>> begin AVAILABLE DATA

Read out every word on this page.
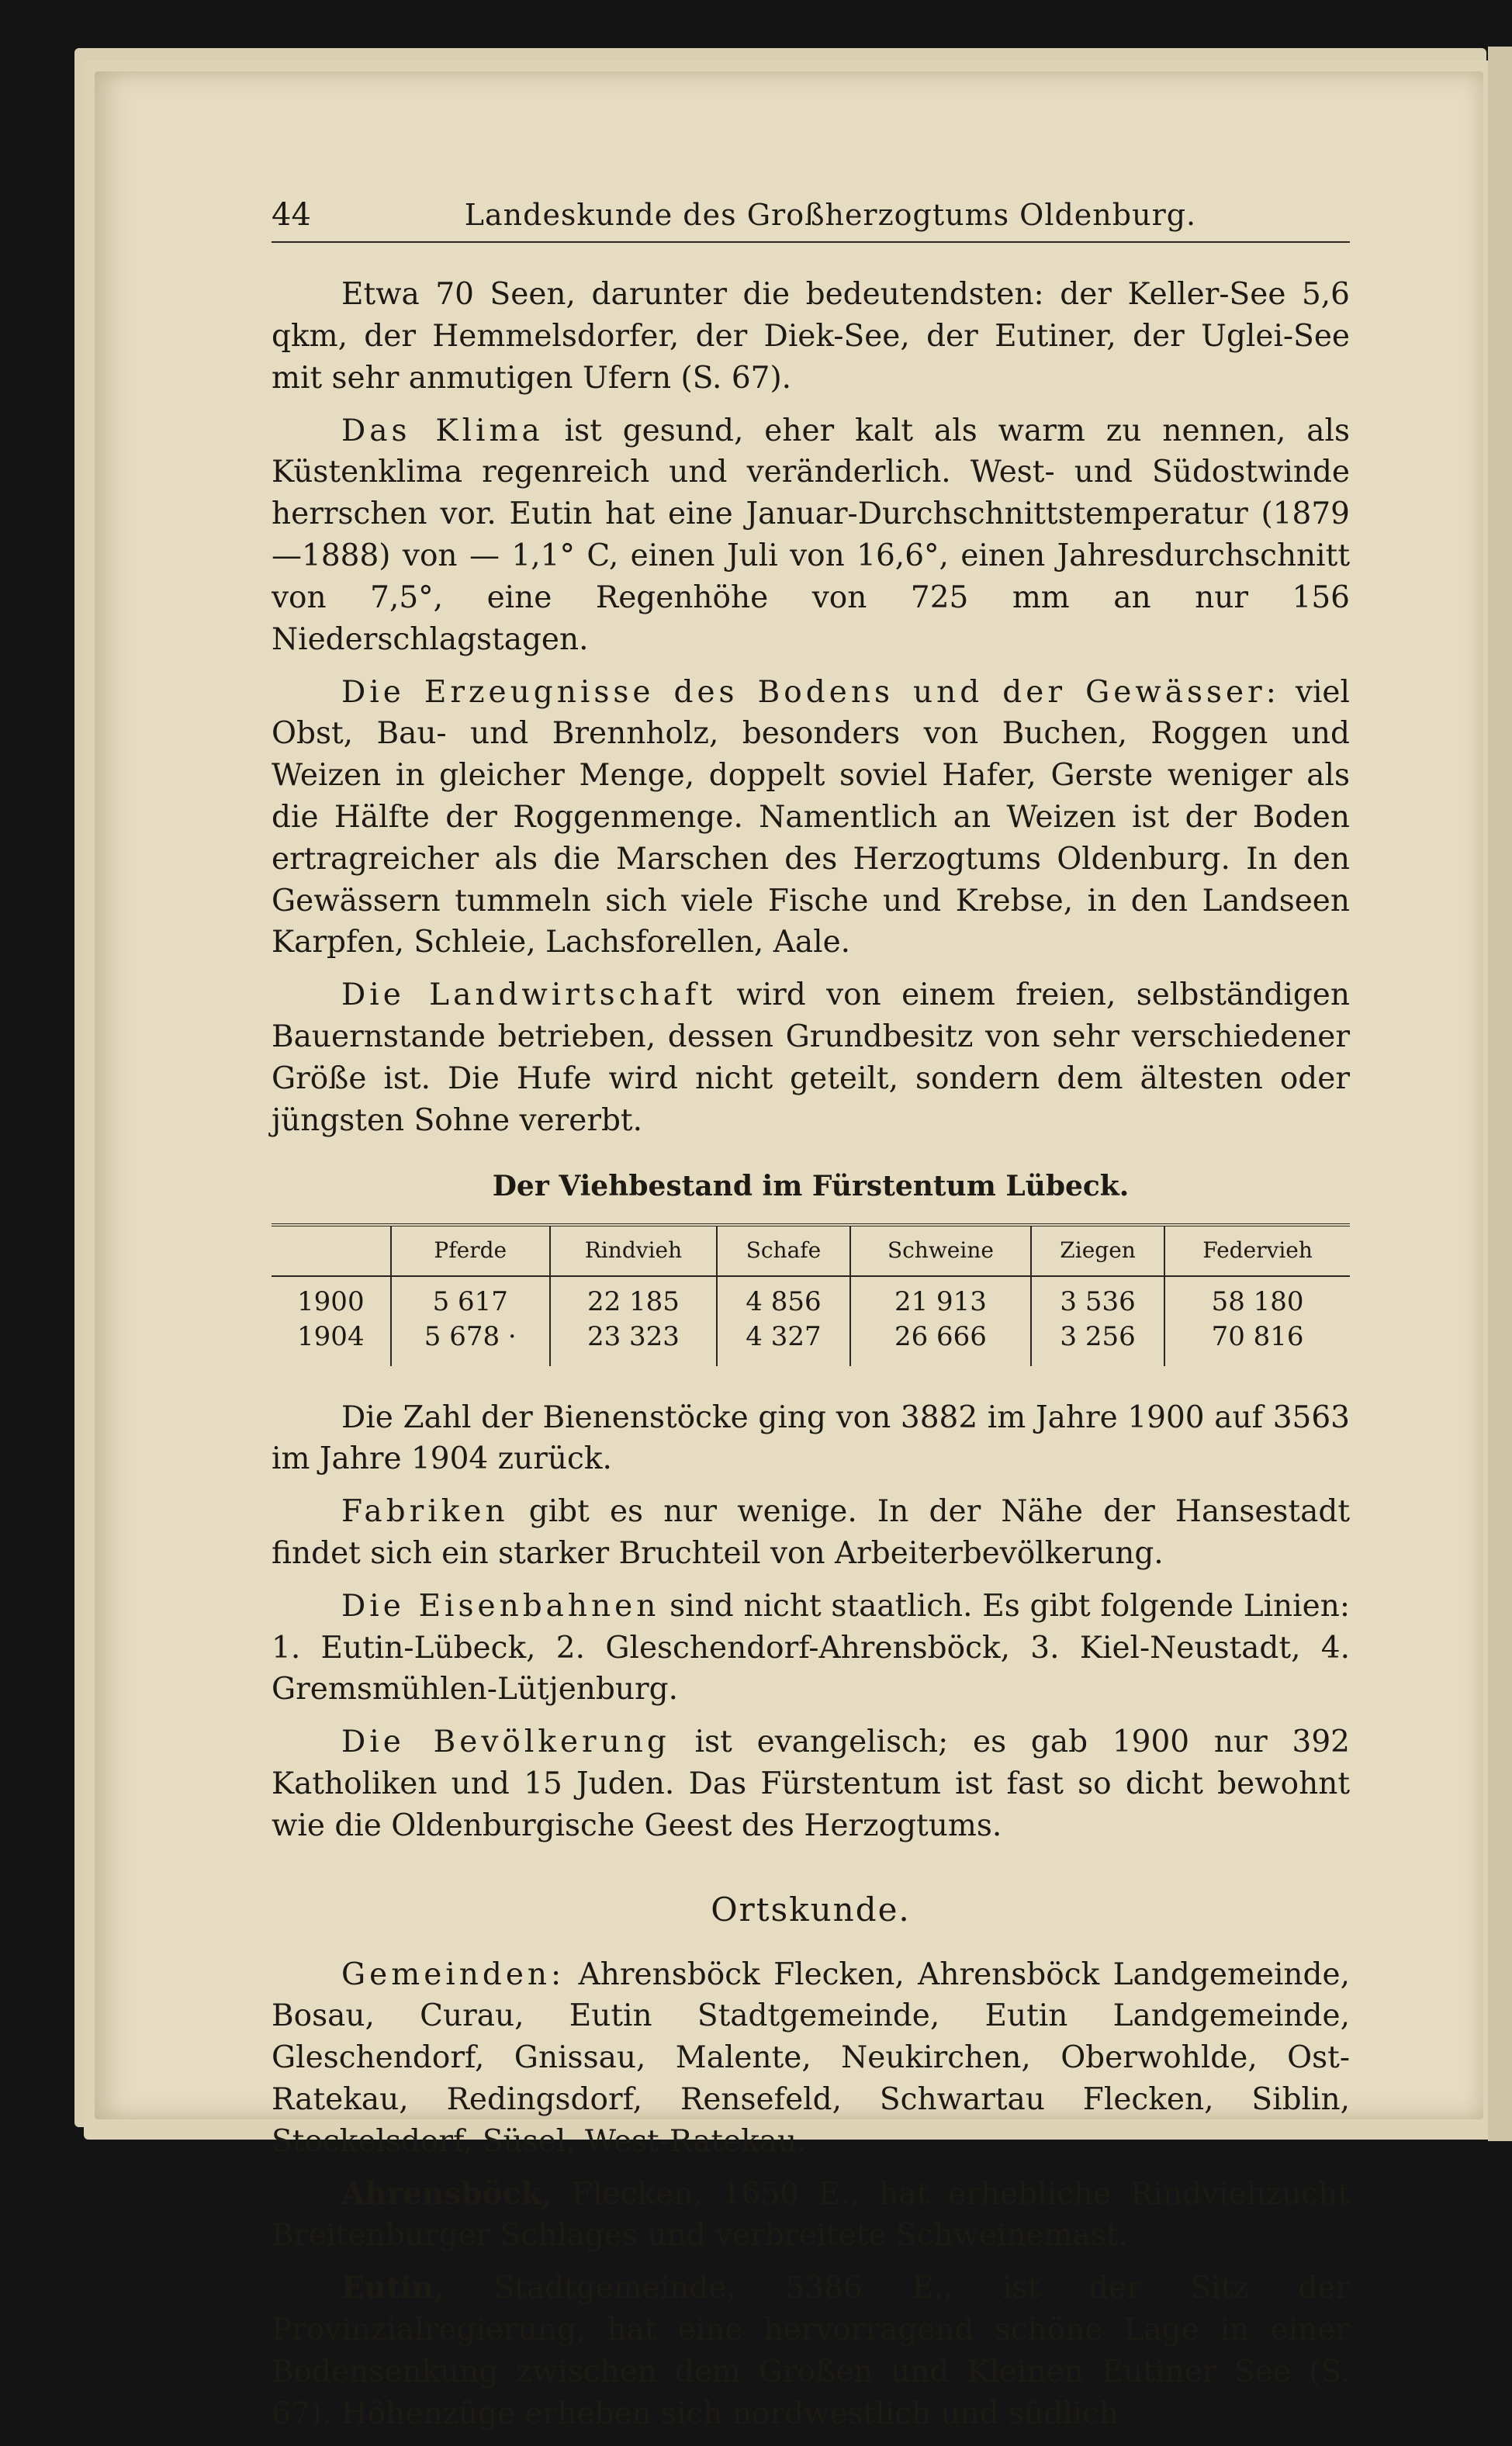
44	Landeskunde des Großherzogtums Oldenburg.

Etwa 70 Seen, darunter die bedeutendsten: der Keller-See 5,6 qkm, der Hemmelsdorfer, der Diek-See, der Eutiner, der Uglei-See mit sehr anmutigen Ufern (S. 67).

Das Klima ist gesund, eher kalt als warm zu nennen, als Küstenklima regenreich und veränderlich. West- und Südostwinde herrschen vor. Eutin hat eine Januar-Durchschnittstemperatur (1879—1888) von — 1,1° C, einen Juli von 16,6°, einen Jahresdurchschnitt von 7,5°, eine Regenhöhe von 725 mm an nur 156 Niederschlagstagen.

Die Erzeugnisse des Bodens und der Gewässer: viel Obst, Bau- und Brennholz, besonders von Buchen, Roggen und Weizen in gleicher Menge, doppelt soviel Hafer, Gerste weniger als die Hälfte der Roggenmenge. Namentlich an Weizen ist der Boden ertragreicher als die Marschen des Herzogtums Oldenburg. In den Gewässern tummeln sich viele Fische und Krebse, in den Landseen Karpfen, Schleie, Lachsforellen, Aale.

Die Landwirtschaft wird von einem freien, selbständigen Bauernstande betrieben, dessen Grundbesitz von sehr verschiedener Größe ist. Die Hufe wird nicht geteilt, sondern dem ältesten oder jüngsten Sohne vererbt.

Der Viehbestand im Fürstentum Lübeck.
	Pferde	Rindvieh	Schafe	Schweine	Ziegen	Federvieh
1900	5 617	22 185	4 856	21 913	3 536	58 180
1904	5 678 ·	23 323	4 327	26 666	3 256	70 816

Die Zahl der Bienenstöcke ging von 3882 im Jahre 1900 auf 3563 im Jahre 1904 zurück.

Fabriken gibt es nur wenige. In der Nähe der Hansestadt findet sich ein starker Bruchteil von Arbeiterbevölkerung.

Die Eisenbahnen sind nicht staatlich. Es gibt folgende Linien: 1. Eutin-Lübeck, 2. Gleschendorf-Ahrensböck, 3. Kiel-Neustadt, 4. Gremsmühlen-Lütjenburg.

Die Bevölkerung ist evangelisch; es gab 1900 nur 392 Katholiken und 15 Juden. Das Fürstentum ist fast so dicht bewohnt wie die Oldenburgische Geest des Herzogtums.

Ortskunde.

Gemeinden: Ahrensböck Flecken, Ahrensböck Landgemeinde, Bosau, Curau, Eutin Stadtgemeinde, Eutin Landgemeinde, Gleschendorf, Gnissau, Malente, Neukirchen, Oberwohlde, Ost-Ratekau, Redingsdorf, Rensefeld, Schwartau Flecken, Siblin, Stockelsdorf, Süsel, West-Ratekau.

Ahrensböck, Flecken, 1650 E., hat erhebliche Rindviehzucht Breitenburger Schlages und verbreitete Schweinemast.

Eutin, Stadtgemeinde, 5386 E., ist der Sitz der Provinzialregierung, hat eine hervorragend schöne Lage in einer Bodensenkung zwischen dem Großen und Kleinen Eutiner See (S. 67). Höhenzüge erheben sich nordwestlich und südlich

>> end AVAILABLE DATA

→ **WRITTEN INSTRUCTION**:
Copy every line of the records above that contains "Ahrensböck".

→ **ANSWER FOR THE TASK**:
Die Eisenbahnen sind nicht staatlich. Es gibt folgende Linien: 1. Eutin-Lübeck, 2. Gleschendorf-Ahrensböck, 3. Kiel-Neustadt, 4. Gremsmühlen-Lütjenburg.
Gemeinden: Ahrensböck Flecken, Ahrensböck Landgemeinde, Bosau, Curau, Eutin Stadtgemeinde, Eutin Landgemeinde, Gleschendorf, Gnissau, Malente, Neukirchen, Oberwohlde, Ost-Ratekau, Redingsdorf, Rensefeld, Schwartau Flecken, Siblin, Stockelsdorf, Süsel, West-Ratekau.
Ahrensböck, Flecken, 1650 E., hat erhebliche Rindviehzucht Breitenburger Schlages und verbreitete Schweinemast.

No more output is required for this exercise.